### Extracted records:
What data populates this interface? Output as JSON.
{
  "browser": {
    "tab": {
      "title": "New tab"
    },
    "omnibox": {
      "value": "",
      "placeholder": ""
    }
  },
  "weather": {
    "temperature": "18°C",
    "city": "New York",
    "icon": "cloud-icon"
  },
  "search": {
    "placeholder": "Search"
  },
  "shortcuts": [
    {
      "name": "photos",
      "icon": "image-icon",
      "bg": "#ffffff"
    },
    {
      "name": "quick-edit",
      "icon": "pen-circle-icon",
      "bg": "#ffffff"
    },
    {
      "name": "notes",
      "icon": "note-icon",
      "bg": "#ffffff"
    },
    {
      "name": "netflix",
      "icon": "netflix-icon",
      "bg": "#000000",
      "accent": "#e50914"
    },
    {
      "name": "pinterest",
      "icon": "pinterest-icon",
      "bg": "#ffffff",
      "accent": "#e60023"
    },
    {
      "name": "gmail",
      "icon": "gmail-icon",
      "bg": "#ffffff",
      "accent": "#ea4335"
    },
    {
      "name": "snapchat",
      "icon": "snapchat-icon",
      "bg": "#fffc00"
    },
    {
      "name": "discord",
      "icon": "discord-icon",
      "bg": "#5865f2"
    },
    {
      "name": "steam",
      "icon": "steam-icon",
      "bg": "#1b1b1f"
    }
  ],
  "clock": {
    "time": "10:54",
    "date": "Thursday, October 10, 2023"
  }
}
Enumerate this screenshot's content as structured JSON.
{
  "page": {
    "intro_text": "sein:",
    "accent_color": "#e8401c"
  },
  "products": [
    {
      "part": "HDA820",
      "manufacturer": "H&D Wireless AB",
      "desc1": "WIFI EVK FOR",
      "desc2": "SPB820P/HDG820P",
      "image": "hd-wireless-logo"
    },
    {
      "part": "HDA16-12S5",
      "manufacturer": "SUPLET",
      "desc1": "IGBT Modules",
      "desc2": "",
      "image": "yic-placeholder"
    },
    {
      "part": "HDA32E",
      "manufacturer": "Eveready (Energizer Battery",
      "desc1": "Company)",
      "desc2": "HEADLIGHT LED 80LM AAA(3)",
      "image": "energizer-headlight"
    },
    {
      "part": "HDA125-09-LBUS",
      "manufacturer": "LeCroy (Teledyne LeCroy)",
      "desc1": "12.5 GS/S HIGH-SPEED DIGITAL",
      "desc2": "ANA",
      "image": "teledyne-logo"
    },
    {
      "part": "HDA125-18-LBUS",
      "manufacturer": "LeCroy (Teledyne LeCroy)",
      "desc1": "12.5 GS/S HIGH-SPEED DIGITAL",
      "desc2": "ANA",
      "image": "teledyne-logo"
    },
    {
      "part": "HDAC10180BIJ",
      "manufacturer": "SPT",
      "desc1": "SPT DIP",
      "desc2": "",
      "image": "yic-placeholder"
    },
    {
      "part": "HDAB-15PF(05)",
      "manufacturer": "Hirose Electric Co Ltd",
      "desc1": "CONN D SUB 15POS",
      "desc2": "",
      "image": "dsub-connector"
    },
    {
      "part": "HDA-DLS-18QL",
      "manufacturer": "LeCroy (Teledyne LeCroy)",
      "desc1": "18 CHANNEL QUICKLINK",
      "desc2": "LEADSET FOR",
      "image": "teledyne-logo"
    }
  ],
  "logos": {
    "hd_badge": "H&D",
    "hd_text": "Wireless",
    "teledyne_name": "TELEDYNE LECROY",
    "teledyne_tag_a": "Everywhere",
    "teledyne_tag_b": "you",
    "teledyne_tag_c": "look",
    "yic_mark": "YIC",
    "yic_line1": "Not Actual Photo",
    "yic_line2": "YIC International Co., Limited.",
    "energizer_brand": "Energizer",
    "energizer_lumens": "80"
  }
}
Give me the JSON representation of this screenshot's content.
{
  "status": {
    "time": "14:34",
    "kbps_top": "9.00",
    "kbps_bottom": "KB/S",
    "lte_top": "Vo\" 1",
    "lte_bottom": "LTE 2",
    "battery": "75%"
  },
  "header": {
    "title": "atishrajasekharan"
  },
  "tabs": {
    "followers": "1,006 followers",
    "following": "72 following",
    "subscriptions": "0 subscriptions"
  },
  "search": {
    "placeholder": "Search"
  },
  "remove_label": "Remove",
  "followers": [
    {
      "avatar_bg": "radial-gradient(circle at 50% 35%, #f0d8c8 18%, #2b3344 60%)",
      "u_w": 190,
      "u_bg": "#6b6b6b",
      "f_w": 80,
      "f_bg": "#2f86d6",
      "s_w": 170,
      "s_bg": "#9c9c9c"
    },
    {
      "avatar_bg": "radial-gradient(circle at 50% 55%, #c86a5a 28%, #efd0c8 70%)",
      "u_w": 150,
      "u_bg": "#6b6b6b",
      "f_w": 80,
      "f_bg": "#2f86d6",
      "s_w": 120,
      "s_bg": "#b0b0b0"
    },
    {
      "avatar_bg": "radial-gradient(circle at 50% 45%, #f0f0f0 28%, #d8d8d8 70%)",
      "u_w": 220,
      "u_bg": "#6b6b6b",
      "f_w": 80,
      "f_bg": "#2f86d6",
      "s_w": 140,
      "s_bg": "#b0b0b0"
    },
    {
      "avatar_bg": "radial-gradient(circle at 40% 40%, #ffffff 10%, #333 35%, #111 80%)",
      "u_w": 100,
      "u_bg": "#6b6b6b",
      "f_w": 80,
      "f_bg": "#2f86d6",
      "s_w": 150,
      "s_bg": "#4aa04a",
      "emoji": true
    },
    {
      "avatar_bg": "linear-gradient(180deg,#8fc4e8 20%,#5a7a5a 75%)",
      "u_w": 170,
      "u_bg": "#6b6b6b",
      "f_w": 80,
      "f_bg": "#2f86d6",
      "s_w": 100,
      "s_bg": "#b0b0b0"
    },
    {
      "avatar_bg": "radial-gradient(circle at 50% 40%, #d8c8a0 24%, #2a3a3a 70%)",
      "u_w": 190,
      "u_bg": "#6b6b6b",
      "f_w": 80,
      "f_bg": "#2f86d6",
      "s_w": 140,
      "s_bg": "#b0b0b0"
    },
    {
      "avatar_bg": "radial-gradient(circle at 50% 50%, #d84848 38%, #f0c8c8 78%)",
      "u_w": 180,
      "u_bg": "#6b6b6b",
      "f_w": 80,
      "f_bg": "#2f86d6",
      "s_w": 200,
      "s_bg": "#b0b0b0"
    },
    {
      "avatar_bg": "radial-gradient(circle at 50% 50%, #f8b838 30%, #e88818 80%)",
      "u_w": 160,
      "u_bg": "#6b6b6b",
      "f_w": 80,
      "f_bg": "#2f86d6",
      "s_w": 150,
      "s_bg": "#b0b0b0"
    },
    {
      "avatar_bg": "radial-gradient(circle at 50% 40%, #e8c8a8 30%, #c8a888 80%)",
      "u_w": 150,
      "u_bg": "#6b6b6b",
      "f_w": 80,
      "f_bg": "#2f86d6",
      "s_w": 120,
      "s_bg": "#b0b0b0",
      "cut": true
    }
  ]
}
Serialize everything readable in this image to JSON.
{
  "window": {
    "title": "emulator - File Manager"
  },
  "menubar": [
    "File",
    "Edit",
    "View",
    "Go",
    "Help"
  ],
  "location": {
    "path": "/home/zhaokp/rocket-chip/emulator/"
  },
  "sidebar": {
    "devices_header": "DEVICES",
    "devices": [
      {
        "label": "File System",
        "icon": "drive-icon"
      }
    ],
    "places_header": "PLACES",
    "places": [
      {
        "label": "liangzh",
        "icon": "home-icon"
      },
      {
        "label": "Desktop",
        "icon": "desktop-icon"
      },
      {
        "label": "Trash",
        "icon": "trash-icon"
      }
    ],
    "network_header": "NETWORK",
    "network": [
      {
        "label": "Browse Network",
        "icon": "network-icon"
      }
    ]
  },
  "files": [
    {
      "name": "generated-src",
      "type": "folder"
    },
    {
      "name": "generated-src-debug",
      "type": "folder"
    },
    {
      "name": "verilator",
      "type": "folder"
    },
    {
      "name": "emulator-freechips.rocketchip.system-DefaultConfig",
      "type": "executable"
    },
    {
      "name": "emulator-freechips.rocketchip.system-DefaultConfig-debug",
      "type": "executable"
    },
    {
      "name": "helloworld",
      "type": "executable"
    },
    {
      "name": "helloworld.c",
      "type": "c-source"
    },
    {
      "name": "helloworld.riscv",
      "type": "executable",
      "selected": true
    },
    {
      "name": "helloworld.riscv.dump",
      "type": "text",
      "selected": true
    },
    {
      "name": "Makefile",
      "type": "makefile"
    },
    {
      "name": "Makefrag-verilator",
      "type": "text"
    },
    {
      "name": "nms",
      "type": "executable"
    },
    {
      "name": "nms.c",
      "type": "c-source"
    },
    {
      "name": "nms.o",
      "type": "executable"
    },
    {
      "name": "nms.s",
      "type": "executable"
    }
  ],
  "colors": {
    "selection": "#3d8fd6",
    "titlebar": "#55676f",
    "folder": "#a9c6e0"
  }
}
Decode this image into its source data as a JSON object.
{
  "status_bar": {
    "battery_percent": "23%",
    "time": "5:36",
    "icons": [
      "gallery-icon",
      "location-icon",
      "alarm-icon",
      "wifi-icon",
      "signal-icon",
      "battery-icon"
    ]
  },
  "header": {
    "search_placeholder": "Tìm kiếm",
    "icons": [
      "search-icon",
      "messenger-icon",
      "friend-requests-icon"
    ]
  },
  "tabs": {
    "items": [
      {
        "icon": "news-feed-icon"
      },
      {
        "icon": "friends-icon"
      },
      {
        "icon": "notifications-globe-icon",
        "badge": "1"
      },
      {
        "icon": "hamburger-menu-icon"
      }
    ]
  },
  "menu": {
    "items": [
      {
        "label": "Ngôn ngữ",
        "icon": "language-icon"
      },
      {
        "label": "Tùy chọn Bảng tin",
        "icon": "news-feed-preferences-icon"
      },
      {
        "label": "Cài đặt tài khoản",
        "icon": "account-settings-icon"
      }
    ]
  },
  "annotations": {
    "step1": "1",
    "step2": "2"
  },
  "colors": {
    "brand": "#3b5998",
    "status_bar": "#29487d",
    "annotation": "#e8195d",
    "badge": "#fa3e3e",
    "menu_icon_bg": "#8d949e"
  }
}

### THE EXERCISE:
Scan the entries above. Copy each line that has the string "pinterest".

### WORKED SOLUTION:
      "name": "pinterest",
      "icon": "pinterest-icon",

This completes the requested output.